[Stored records]
▬▬▬▬▬▬

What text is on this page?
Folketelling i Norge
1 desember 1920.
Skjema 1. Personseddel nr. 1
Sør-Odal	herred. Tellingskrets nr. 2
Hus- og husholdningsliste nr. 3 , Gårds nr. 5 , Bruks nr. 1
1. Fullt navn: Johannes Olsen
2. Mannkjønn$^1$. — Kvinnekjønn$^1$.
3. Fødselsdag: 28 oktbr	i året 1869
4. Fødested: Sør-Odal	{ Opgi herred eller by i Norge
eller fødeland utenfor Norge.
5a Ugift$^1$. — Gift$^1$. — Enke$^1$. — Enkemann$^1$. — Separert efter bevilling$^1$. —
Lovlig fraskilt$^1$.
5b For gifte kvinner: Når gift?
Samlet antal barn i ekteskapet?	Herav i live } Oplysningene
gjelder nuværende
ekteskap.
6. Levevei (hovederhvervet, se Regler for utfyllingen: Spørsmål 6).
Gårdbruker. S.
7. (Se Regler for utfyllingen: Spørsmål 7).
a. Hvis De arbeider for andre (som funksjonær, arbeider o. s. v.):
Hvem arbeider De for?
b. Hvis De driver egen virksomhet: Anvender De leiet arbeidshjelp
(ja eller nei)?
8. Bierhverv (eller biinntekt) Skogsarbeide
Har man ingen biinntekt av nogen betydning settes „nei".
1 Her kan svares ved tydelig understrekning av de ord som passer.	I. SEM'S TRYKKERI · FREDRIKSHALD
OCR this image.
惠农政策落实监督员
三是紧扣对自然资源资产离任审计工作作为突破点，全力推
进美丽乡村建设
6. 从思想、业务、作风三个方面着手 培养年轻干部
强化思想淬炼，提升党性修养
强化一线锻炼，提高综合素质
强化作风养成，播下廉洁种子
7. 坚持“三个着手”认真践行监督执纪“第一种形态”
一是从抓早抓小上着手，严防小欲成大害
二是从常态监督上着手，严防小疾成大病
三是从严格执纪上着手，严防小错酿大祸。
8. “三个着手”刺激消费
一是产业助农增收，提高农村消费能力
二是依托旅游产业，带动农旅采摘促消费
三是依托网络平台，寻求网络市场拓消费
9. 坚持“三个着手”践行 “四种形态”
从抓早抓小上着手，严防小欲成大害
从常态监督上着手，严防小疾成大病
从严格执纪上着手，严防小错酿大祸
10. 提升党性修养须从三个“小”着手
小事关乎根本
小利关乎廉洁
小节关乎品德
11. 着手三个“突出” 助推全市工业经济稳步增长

▬▬▬▬▬▬

■ The task
Report each line in the data that holds the word "Hvis".

■ Solution to this task
a. Hvis De arbeider for andre (som funksjonær, arbeider o. s. v.):
b. Hvis De driver egen virksomhet: Anvender De leiet arbeidshjelp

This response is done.